* _Given request_
Every line must be returned precisely as it is written.

## begin Data for this exercise

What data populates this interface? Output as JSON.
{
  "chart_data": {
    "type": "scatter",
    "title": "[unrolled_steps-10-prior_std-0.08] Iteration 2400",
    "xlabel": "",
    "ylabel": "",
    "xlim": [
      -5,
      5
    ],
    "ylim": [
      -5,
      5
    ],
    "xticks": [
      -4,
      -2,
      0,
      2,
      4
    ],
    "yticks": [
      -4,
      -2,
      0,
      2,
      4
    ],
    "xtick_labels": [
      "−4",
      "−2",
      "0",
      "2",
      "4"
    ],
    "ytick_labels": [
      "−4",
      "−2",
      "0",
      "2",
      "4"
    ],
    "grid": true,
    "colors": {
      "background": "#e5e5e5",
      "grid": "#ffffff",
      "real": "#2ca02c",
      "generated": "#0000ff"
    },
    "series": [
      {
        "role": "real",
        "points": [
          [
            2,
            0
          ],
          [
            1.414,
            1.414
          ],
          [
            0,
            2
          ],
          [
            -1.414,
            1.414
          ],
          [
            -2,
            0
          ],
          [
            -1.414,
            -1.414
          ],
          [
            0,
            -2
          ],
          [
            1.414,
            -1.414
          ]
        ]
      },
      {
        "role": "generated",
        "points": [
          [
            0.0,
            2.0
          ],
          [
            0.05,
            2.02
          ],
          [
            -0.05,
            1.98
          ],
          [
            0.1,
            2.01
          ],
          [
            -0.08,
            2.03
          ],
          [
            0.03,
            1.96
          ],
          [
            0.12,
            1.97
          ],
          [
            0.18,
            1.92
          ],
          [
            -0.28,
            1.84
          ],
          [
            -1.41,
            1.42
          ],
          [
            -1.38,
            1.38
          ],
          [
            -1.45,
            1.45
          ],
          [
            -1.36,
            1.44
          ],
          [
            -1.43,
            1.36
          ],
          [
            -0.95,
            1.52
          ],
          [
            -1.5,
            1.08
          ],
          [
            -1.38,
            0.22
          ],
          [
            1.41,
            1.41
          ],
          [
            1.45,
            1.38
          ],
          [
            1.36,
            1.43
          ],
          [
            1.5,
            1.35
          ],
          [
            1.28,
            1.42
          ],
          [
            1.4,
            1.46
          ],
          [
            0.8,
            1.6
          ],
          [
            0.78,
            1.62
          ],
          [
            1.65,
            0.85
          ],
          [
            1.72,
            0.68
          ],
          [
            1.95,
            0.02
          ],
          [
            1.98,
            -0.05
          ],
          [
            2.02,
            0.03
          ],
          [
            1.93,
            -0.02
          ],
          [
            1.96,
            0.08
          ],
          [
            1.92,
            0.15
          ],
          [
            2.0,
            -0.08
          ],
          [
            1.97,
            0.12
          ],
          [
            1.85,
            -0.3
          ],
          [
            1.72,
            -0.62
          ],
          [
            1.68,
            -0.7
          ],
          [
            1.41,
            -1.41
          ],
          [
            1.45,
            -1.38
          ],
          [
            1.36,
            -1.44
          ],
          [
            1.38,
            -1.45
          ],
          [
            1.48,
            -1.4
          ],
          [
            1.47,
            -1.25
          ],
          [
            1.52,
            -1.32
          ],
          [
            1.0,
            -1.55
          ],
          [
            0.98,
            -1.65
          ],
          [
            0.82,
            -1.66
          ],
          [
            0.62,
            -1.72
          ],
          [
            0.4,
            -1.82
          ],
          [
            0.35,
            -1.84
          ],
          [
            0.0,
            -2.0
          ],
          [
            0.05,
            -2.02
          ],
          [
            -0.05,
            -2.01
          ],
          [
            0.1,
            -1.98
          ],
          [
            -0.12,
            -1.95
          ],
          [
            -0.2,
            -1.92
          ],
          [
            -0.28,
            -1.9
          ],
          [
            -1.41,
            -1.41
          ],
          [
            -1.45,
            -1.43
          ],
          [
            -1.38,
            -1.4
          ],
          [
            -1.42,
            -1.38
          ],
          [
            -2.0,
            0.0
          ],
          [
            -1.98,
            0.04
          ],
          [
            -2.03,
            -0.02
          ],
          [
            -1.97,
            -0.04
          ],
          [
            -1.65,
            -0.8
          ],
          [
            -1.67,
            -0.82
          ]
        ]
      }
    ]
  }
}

## end Data for this exercise

* _Task answer_
What data populates this interface? Output as JSON.
{
  "chart_data": {
    "type": "scatter",
    "title": "[unrolled_steps-10-prior_std-0.08] Iteration 2400",
    "xlabel": "",
    "ylabel": "",
    "xlim": [
      -5,
      5
    ],
    "ylim": [
      -5,
      5
    ],
    "xticks": [
      -4,
      -2,
      0,
      2,
      4
    ],
    "yticks": [
      -4,
      -2,
      0,
      2,
      4
    ],
    "xtick_labels": [
      "−4",
      "−2",
      "0",
      "2",
      "4"
    ],
    "ytick_labels": [
      "−4",
      "−2",
      "0",
      "2",
      "4"
    ],
    "grid": true,
    "colors": {
      "background": "#e5e5e5",
      "grid": "#ffffff",
      "real": "#2ca02c",
      "generated": "#0000ff"
    },
    "series": [
      {
        "role": "real",
        "points": [
          [
            2,
            0
          ],
          [
            1.414,
            1.414
          ],
          [
            0,
            2
          ],
          [
            -1.414,
            1.414
          ],
          [
            -2,
            0
          ],
          [
            -1.414,
            -1.414
          ],
          [
            0,
            -2
          ],
          [
            1.414,
            -1.414
          ]
        ]
      },
      {
        "role": "generated",
        "points": [
          [
            0.0,
            2.0
          ],
          [
            0.05,
            2.02
          ],
          [
            -0.05,
            1.98
          ],
          [
            0.1,
            2.01
          ],
          [
            -0.08,
            2.03
          ],
          [
            0.03,
            1.96
          ],
          [
            0.12,
            1.97
          ],
          [
            0.18,
            1.92
          ],
          [
            -0.28,
            1.84
          ],
          [
            -1.41,
            1.42
          ],
          [
            -1.38,
            1.38
          ],
          [
            -1.45,
            1.45
          ],
          [
            -1.36,
            1.44
          ],
          [
            -1.43,
            1.36
          ],
          [
            -0.95,
            1.52
          ],
          [
            -1.5,
            1.08
          ],
          [
            -1.38,
            0.22
          ],
          [
            1.41,
            1.41
          ],
          [
            1.45,
            1.38
          ],
          [
            1.36,
            1.43
          ],
          [
            1.5,
            1.35
          ],
          [
            1.28,
            1.42
          ],
          [
            1.4,
            1.46
          ],
          [
            0.8,
            1.6
          ],
          [
            0.78,
            1.62
          ],
          [
            1.65,
            0.85
          ],
          [
            1.72,
            0.68
          ],
          [
            1.95,
            0.02
          ],
          [
            1.98,
            -0.05
          ],
          [
            2.02,
            0.03
          ],
          [
            1.93,
            -0.02
          ],
          [
            1.96,
            0.08
          ],
          [
            1.92,
            0.15
          ],
          [
            2.0,
            -0.08
          ],
          [
            1.97,
            0.12
          ],
          [
            1.85,
            -0.3
          ],
          [
            1.72,
            -0.62
          ],
          [
            1.68,
            -0.7
          ],
          [
            1.41,
            -1.41
          ],
          [
            1.45,
            -1.38
          ],
          [
            1.36,
            -1.44
          ],
          [
            1.38,
            -1.45
          ],
          [
            1.48,
            -1.4
          ],
          [
            1.47,
            -1.25
          ],
          [
            1.52,
            -1.32
          ],
          [
            1.0,
            -1.55
          ],
          [
            0.98,
            -1.65
          ],
          [
            0.82,
            -1.66
          ],
          [
            0.62,
            -1.72
          ],
          [
            0.4,
            -1.82
          ],
          [
            0.35,
            -1.84
          ],
          [
            0.0,
            -2.0
          ],
          [
            0.05,
            -2.02
          ],
          [
            -0.05,
            -2.01
          ],
          [
            0.1,
            -1.98
          ],
          [
            -0.12,
            -1.95
          ],
          [
            -0.2,
            -1.92
          ],
          [
            -0.28,
            -1.9
          ],
          [
            -1.41,
            -1.41
          ],
          [
            -1.45,
            -1.43
          ],
          [
            -1.38,
            -1.4
          ],
          [
            -1.42,
            -1.38
          ],
          [
            -2.0,
            0.0
          ],
          [
            -1.98,
            0.04
          ],
          [
            -2.03,
            -0.02
          ],
          [
            -1.97,
            -0.04
          ],
          [
            -1.65,
            -0.8
          ],
          [
            -1.67,
            -0.82
          ]
        ]
      }
    ]
  }
}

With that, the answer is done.